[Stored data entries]
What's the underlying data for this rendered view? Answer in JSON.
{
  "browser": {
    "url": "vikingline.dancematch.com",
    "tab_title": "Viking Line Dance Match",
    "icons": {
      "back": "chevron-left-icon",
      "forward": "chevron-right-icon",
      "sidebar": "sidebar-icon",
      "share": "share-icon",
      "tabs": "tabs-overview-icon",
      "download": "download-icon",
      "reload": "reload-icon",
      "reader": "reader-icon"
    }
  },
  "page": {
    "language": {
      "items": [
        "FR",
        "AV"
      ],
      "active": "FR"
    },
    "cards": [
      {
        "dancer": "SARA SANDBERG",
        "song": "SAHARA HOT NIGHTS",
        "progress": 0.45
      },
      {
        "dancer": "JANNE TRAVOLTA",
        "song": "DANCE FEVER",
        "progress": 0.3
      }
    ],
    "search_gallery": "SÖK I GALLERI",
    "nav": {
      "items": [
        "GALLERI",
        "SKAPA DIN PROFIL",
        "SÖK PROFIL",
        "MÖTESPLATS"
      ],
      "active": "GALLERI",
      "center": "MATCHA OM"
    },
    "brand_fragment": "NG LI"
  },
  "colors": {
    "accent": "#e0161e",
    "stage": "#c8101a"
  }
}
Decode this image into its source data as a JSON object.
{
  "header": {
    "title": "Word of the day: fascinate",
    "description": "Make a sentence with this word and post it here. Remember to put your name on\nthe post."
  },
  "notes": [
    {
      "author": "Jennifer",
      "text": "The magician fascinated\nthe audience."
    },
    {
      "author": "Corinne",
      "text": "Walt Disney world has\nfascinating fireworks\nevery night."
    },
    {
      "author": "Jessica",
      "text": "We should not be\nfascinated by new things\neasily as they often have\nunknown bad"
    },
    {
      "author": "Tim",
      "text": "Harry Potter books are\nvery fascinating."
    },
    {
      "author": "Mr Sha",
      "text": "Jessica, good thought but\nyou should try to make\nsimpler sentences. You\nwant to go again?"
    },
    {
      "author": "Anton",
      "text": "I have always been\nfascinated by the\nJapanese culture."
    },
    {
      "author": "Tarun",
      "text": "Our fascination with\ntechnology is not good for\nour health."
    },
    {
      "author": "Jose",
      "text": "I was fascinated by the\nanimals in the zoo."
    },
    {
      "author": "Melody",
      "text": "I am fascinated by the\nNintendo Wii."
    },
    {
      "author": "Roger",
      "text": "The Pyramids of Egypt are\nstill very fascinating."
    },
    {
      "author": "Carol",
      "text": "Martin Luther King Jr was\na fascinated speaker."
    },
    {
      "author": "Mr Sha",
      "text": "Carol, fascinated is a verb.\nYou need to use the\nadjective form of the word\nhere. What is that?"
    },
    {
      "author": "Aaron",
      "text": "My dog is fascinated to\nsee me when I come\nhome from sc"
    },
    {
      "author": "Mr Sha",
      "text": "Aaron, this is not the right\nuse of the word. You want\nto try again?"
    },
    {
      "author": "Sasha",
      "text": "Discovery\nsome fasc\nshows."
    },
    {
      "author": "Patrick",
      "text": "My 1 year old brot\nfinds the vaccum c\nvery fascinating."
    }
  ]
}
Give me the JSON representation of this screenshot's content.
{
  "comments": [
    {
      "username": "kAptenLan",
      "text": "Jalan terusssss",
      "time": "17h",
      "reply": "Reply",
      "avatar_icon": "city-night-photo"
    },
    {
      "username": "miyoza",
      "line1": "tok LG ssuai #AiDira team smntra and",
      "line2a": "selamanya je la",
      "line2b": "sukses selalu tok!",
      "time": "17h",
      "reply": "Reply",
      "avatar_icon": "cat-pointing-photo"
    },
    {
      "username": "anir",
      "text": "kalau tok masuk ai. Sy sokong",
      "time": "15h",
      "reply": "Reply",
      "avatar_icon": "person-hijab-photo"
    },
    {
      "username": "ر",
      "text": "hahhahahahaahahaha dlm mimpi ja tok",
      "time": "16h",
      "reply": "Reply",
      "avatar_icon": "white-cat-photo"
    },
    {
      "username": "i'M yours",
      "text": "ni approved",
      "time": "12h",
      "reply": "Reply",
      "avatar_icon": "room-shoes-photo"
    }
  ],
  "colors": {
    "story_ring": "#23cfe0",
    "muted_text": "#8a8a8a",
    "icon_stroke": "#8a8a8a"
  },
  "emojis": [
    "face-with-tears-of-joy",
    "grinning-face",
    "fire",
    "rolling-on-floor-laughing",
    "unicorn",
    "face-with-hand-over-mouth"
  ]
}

[Request] Exactly reproduce every record.

[In response]
What's the underlying data for this rendered view? Answer in JSON.
{
  "browser": {
    "url": "vikingline.dancematch.com",
    "tab_title": "Viking Line Dance Match",
    "icons": {
      "back": "chevron-left-icon",
      "forward": "chevron-right-icon",
      "sidebar": "sidebar-icon",
      "share": "share-icon",
      "tabs": "tabs-overview-icon",
      "download": "download-icon",
      "reload": "reload-icon",
      "reader": "reader-icon"
    }
  },
  "page": {
    "language": {
      "items": [
        "FR",
        "AV"
      ],
      "active": "FR"
    },
    "cards": [
      {
        "dancer": "SARA SANDBERG",
        "song": "SAHARA HOT NIGHTS",
        "progress": 0.45
      },
      {
        "dancer": "JANNE TRAVOLTA",
        "song": "DANCE FEVER",
        "progress": 0.3
      }
    ],
    "search_gallery": "SÖK I GALLERI",
    "nav": {
      "items": [
        "GALLERI",
        "SKAPA DIN PROFIL",
        "SÖK PROFIL",
        "MÖTESPLATS"
      ],
      "active": "GALLERI",
      "center": "MATCHA OM"
    },
    "brand_fragment": "NG LI"
  },
  "colors": {
    "accent": "#e0161e",
    "stage": "#c8101a"
  }
}
Decode this image into its source data as a JSON object.
{
  "header": {
    "title": "Word of the day: fascinate",
    "description": "Make a sentence with this word and post it here. Remember to put your name on\nthe post."
  },
  "notes": [
    {
      "author": "Jennifer",
      "text": "The magician fascinated\nthe audience."
    },
    {
      "author": "Corinne",
      "text": "Walt Disney world has\nfascinating fireworks\nevery night."
    },
    {
      "author": "Jessica",
      "text": "We should not be\nfascinated by new things\neasily as they often have\nunknown bad"
    },
    {
      "author": "Tim",
      "text": "Harry Potter books are\nvery fascinating."
    },
    {
      "author": "Mr Sha",
      "text": "Jessica, good thought but\nyou should try to make\nsimpler sentences. You\nwant to go again?"
    },
    {
      "author": "Anton",
      "text": "I have always been\nfascinated by the\nJapanese culture."
    },
    {
      "author": "Tarun",
      "text": "Our fascination with\ntechnology is not good for\nour health."
    },
    {
      "author": "Jose",
      "text": "I was fascinated by the\nanimals in the zoo."
    },
    {
      "author": "Melody",
      "text": "I am fascinated by the\nNintendo Wii."
    },
    {
      "author": "Roger",
      "text": "The Pyramids of Egypt are\nstill very fascinating."
    },
    {
      "author": "Carol",
      "text": "Martin Luther King Jr was\na fascinated speaker."
    },
    {
      "author": "Mr Sha",
      "text": "Carol, fascinated is a verb.\nYou need to use the\nadjective form of the word\nhere. What is that?"
    },
    {
      "author": "Aaron",
      "text": "My dog is fascinated to\nsee me when I come\nhome from sc"
    },
    {
      "author": "Mr Sha",
      "text": "Aaron, this is not the right\nuse of the word. You want\nto try again?"
    },
    {
      "author": "Sasha",
      "text": "Discovery\nsome fasc\nshows."
    },
    {
      "author": "Patrick",
      "text": "My 1 year old brot\nfinds the vaccum c\nvery fascinating."
    }
  ]
}
Give me the JSON representation of this screenshot's content.
{
  "comments": [
    {
      "username": "kAptenLan",
      "text": "Jalan terusssss",
      "time": "17h",
      "reply": "Reply",
      "avatar_icon": "city-night-photo"
    },
    {
      "username": "miyoza",
      "line1": "tok LG ssuai #AiDira team smntra and",
      "line2a": "selamanya je la",
      "line2b": "sukses selalu tok!",
      "time": "17h",
      "reply": "Reply",
      "avatar_icon": "cat-pointing-photo"
    },
    {
      "username": "anir",
      "text": "kalau tok masuk ai. Sy sokong",
      "time": "15h",
      "reply": "Reply",
      "avatar_icon": "person-hijab-photo"
    },
    {
      "username": "ر",
      "text": "hahhahahahaahahaha dlm mimpi ja tok",
      "time": "16h",
      "reply": "Reply",
      "avatar_icon": "white-cat-photo"
    },
    {
      "username": "i'M yours",
      "text": "ni approved",
      "time": "12h",
      "reply": "Reply",
      "avatar_icon": "room-shoes-photo"
    }
  ],
  "colors": {
    "story_ring": "#23cfe0",
    "muted_text": "#8a8a8a",
    "icon_stroke": "#8a8a8a"
  },
  "emojis": [
    "face-with-tears-of-joy",
    "grinning-face",
    "fire",
    "rolling-on-floor-laughing",
    "unicorn",
    "face-with-hand-over-mouth"
  ]
}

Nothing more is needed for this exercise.